_INSTRUCTION_
In the post about campus ministry below, which kind of group does the writer favor over uni churches doing evangelism to uni students?

_PASSAGE TO READ_
----------------------------------------

Arthur Davis sent me a link to a really intriguing article he wrote about the future of campus ministry, that we then read as a staff meeting here in Hobart.

It spells out ways that we can round out our campus ministries to be more effective in all four of the following modes:

1. Evangelism

2. Piety

3. Apologetics and

4. Dialgoue

Historically here in Australia, Arthur says, we are strong on the first three, but not so much on the fourth—unless it is a debate or a ‘dialogue meeting’, where the focus remains maining apologetics and evangelism. He is pushing in this article for us to think more about how we can genuinely contrbute to the life of the university, not merely as outsider missionaries coming in to train and to preach, but as citizens of the community, seeking to enrich the whole academic endeavour and formation of university students.

Arthur sees the ministry of the Simeon Network in Australia, connecting Christian academics to think deeply about how their faith informs their research as an example of this.

What I like

I like the desire for holism. Evangelism should be more than the thin, fundamentalist type of preaching. Discipleship should be more than being accountable about pornography use and daily quiet times. Training should be more than how to share you faith and run a Bible study.

I also agree that we want Christian groups that exist as part of the larger university community and are good and engaged citizens of that community. This is why I favour Christian Unions over uni churches doing evangelism to uni students. A Christian Union is able to be more deliberately and demonstrably committed to the university. They exist for the sake of the uni, whereas uni churches can sometimes seem to have a slightly more mercenary relationship: we are merely coming on to campus to save souls and scoop up potential congregation members.

I like the outlook that sees graduates as a third part of campus ministry. Graduates from Chrsitian Unions should not simply be seen as a recruiting ground for apprenticeships and a support raising base. Christian Unions are well positioned to keep investing at that high university-educated level into the gradutes from the ministry as they go into their working lives. Even if we can't do heaps in this area, it seems fitting that we should do something... or work closely with groups like City Bible Forum and Simeon Network who can pick up where we left off.

What I’m cautious about

1. There is a limiation to how many events and programs we can run: the reality is, there are only so many events we can fit into our calendar, only so many things we can organise, promote, run, and follow up. Given the limited time and energy we have, I am convinced that the main focus for Christian groups should be evangelism and leadership training, rather than holistic worldview interaction. It’s not that we shouldn’t seek to do this, but just that it can’t be our main emphasis.

2. You don’t need a new event, program or publication for every distinct thing: the lazy way to fix a perceived lack is to start something new—a new conference, event or website that will focus on the lacking area. And so it might seem like the positive response to Arthur’s article is to start new events that facilitate more of the dialogic engagemenet with the university. And the risk is that this takes too much time and energy to be sustainable.

----------------------------------------

_DATASET ENTRIES_
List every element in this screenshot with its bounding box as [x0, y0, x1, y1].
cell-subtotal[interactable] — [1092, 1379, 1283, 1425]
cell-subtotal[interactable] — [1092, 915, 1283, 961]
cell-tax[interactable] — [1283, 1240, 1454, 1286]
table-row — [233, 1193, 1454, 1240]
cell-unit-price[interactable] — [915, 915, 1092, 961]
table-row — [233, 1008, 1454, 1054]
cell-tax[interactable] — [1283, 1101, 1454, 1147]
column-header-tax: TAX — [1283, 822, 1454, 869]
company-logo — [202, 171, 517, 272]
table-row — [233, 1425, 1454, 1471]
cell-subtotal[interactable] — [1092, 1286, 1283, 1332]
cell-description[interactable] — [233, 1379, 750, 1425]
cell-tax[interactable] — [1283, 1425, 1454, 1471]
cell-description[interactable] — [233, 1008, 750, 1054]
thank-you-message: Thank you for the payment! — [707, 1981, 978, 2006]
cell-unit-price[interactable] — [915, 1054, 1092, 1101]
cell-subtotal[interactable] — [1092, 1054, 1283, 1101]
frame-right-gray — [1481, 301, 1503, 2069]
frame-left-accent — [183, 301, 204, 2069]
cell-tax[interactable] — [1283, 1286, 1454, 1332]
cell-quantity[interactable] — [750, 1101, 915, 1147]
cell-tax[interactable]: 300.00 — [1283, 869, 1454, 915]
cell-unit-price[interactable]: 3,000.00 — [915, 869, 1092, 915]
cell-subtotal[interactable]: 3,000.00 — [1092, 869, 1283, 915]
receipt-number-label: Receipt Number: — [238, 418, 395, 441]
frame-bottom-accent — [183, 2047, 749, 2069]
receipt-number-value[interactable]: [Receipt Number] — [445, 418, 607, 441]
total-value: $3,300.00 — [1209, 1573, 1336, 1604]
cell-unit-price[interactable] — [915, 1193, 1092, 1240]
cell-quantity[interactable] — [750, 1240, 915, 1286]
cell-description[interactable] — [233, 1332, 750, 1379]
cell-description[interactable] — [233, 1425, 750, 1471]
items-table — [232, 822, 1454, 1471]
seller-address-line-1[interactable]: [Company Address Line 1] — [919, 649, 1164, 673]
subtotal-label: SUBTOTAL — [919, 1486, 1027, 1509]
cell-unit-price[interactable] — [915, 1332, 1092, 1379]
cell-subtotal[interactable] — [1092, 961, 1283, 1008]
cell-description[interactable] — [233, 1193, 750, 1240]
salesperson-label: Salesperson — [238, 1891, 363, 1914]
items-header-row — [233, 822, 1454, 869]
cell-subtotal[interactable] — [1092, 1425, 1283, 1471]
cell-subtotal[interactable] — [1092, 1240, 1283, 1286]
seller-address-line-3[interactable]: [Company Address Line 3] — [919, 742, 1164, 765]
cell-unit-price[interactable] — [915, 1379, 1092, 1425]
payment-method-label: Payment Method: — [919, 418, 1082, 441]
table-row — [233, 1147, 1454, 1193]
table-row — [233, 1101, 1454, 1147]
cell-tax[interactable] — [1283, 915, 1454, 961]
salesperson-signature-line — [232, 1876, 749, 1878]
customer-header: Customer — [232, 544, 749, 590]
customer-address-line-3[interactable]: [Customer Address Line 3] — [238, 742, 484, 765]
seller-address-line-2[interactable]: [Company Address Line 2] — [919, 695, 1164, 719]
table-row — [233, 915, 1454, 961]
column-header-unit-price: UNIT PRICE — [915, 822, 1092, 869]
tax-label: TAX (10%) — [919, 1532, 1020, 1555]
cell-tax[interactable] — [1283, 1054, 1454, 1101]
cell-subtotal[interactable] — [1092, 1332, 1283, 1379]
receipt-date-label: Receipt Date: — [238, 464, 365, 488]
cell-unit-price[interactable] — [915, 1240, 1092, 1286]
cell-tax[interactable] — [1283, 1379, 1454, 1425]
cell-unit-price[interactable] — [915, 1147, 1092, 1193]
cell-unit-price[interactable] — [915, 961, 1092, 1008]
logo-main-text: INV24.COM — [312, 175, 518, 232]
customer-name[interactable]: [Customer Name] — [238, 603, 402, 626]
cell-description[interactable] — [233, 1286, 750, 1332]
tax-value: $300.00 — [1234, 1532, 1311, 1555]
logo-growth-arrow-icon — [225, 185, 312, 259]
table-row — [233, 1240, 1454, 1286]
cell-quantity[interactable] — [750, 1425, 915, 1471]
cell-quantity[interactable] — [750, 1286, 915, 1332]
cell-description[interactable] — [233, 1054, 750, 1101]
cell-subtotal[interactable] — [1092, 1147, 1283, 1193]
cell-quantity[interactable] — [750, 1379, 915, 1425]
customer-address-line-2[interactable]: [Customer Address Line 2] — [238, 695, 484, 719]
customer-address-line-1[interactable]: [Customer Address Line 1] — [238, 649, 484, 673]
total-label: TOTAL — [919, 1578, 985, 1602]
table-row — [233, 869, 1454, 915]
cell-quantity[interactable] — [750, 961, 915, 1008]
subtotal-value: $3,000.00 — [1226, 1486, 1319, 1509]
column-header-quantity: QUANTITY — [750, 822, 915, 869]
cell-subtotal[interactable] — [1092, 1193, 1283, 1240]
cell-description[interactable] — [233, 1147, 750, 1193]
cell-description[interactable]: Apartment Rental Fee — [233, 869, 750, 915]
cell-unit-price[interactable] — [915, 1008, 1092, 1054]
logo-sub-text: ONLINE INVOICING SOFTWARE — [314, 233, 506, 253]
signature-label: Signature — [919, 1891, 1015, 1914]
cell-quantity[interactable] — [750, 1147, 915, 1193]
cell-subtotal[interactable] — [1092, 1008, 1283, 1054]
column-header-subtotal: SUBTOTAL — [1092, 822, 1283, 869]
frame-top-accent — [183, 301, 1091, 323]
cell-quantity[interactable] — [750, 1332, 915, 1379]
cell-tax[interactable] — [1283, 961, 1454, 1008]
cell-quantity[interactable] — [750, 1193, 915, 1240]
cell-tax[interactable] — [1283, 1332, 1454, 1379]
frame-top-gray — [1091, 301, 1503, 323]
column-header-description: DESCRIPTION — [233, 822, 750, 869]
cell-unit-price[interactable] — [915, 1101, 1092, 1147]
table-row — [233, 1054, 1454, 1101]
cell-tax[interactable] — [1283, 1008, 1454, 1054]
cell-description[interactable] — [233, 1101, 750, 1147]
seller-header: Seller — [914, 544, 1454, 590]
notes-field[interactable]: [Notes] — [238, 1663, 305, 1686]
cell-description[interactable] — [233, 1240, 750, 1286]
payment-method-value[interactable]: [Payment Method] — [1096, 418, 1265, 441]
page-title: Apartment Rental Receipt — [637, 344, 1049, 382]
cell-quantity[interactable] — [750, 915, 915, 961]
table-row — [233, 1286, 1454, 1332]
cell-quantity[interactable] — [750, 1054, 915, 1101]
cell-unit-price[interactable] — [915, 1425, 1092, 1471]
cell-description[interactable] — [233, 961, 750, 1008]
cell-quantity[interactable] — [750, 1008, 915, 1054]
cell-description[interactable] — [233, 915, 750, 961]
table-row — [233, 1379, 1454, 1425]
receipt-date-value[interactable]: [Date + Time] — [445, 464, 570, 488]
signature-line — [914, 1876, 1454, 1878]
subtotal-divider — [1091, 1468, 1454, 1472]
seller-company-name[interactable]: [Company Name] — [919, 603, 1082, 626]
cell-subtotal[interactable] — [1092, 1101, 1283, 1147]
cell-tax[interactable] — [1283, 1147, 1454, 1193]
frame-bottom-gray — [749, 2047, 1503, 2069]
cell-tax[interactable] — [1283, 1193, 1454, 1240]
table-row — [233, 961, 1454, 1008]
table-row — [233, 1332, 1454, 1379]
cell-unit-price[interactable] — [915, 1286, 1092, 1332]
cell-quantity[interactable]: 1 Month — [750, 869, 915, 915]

----------------------------------------

_FULL ANSWER_
Christian Unions.